— Exercise description —
Lift out each line of the data that holds "plain".

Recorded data
_____

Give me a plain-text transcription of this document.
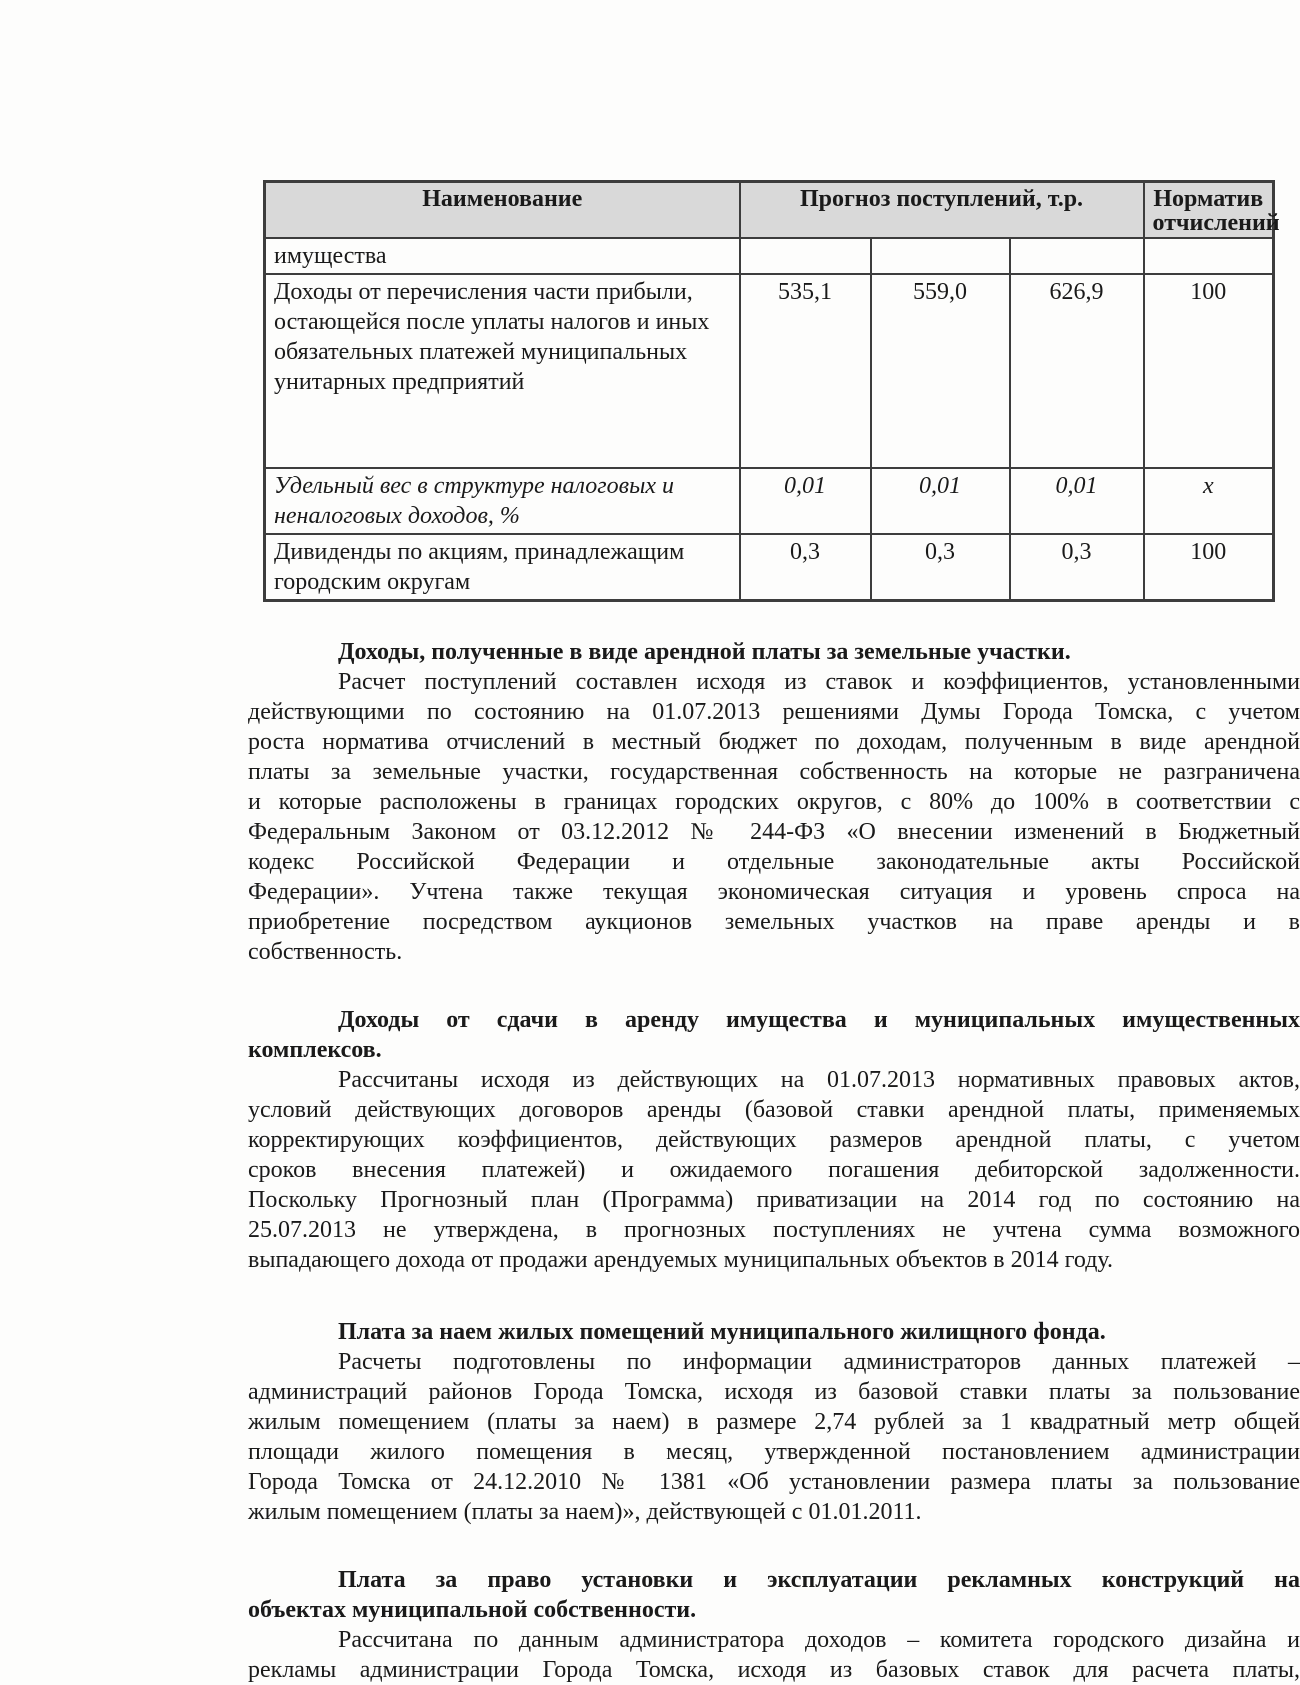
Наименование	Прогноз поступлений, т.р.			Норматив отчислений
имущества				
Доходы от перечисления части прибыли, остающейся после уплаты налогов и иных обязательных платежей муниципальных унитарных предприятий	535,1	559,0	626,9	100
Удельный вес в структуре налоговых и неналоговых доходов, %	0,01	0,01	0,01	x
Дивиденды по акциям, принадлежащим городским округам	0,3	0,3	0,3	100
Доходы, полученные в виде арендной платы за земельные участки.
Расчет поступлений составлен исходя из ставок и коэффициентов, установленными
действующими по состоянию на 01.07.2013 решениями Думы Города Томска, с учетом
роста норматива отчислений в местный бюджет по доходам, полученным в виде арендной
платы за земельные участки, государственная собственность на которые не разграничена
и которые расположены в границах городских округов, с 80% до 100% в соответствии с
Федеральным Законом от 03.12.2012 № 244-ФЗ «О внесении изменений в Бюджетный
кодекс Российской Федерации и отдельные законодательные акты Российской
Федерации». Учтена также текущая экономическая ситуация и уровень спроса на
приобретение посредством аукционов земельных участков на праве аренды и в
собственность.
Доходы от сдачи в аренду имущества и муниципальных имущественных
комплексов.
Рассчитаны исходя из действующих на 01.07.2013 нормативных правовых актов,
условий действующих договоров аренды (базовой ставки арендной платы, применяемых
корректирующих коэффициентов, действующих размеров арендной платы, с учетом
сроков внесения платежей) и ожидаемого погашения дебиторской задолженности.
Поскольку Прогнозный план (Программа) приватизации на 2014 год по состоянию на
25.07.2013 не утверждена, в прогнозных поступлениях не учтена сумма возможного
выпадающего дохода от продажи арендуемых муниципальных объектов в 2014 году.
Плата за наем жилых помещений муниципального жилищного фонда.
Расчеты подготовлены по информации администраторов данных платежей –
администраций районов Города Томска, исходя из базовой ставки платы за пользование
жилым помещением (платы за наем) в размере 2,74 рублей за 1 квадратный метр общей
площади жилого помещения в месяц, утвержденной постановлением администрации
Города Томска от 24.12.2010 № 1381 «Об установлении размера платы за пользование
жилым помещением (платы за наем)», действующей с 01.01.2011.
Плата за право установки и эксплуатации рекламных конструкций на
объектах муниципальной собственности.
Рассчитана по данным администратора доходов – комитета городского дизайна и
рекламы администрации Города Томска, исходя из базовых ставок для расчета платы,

_____

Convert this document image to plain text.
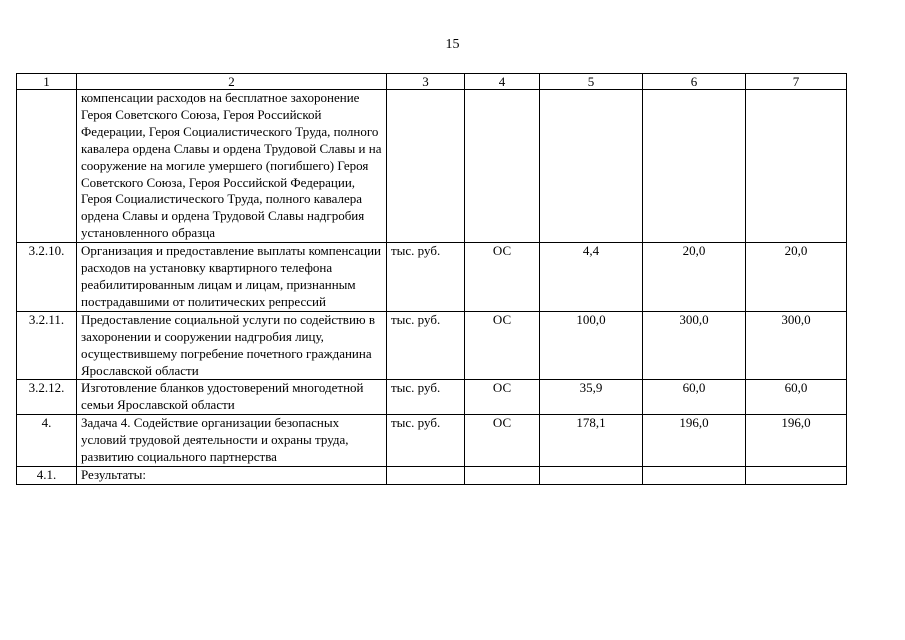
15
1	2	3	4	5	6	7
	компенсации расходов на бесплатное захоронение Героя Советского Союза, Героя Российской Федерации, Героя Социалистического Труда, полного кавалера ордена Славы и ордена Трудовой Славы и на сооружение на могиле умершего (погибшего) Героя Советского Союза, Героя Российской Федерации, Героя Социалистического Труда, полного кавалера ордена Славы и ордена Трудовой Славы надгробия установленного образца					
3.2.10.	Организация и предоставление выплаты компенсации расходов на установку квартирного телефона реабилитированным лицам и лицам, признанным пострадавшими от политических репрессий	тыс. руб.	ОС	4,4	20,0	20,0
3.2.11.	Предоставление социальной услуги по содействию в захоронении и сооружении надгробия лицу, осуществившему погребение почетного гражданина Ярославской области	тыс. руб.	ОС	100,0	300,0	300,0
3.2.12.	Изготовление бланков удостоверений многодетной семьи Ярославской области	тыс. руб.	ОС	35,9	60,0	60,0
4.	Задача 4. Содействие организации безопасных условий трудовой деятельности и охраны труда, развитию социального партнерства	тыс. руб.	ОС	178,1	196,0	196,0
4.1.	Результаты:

_____

— Exercise answer —
Give me a plain-text transcription of this document.
Convert this document image to plain text.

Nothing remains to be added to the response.